> [TASK BRIEF] Your task is to quote the material that follows, in full and exactly.

> [ROWS]
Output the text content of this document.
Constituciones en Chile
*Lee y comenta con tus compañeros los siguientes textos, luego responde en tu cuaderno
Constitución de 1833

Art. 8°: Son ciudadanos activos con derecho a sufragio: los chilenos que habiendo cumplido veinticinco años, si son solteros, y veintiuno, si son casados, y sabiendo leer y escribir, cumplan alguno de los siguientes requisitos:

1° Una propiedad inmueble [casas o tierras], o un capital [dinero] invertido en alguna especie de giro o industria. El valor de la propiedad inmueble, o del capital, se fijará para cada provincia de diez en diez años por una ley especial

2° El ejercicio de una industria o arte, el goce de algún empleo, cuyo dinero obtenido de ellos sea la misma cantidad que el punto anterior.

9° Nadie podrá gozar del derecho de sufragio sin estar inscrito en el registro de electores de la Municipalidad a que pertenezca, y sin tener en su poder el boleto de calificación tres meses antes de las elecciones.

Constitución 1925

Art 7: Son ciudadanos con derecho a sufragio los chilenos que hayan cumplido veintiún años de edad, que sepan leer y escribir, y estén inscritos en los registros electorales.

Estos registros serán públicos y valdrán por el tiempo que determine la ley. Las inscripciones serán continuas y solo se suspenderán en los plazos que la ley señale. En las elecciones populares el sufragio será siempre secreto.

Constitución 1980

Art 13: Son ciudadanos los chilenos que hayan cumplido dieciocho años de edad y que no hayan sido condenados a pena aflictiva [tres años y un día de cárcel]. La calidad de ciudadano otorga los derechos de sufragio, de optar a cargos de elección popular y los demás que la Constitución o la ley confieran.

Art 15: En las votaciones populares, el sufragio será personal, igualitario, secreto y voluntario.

> [OUTPUT]
Output the text content of this document.
Constituciones en Chile
*Lee y comenta con tus compañeros los siguientes textos, luego responde en tu cuaderno
Constitución de 1833

Art. 8°: Son ciudadanos activos con derecho a sufragio: los chilenos que habiendo cumplido veinticinco años, si son solteros, y veintiuno, si son casados, y sabiendo leer y escribir, cumplan alguno de los siguientes requisitos:

1° Una propiedad inmueble [casas o tierras], o un capital [dinero] invertido en alguna especie de giro o industria. El valor de la propiedad inmueble, o del capital, se fijará para cada provincia de diez en diez años por una ley especial

2° El ejercicio de una industria o arte, el goce de algún empleo, cuyo dinero obtenido de ellos sea la misma cantidad que el punto anterior.

9° Nadie podrá gozar del derecho de sufragio sin estar inscrito en el registro de electores de la Municipalidad a que pertenezca, y sin tener en su poder el boleto de calificación tres meses antes de las elecciones.

Constitución 1925

Art 7: Son ciudadanos con derecho a sufragio los chilenos que hayan cumplido veintiún años de edad, que sepan leer y escribir, y estén inscritos en los registros electorales.

Estos registros serán públicos y valdrán por el tiempo que determine la ley. Las inscripciones serán continuas y solo se suspenderán en los plazos que la ley señale. En las elecciones populares el sufragio será siempre secreto.

Constitución 1980

Art 13: Son ciudadanos los chilenos que hayan cumplido dieciocho años de edad y que no hayan sido condenados a pena aflictiva [tres años y un día de cárcel]. La calidad de ciudadano otorga los derechos de sufragio, de optar a cargos de elección popular y los demás que la Constitución o la ley confieran.

Art 15: En las votaciones populares, el sufragio será personal, igualitario, secreto y voluntario.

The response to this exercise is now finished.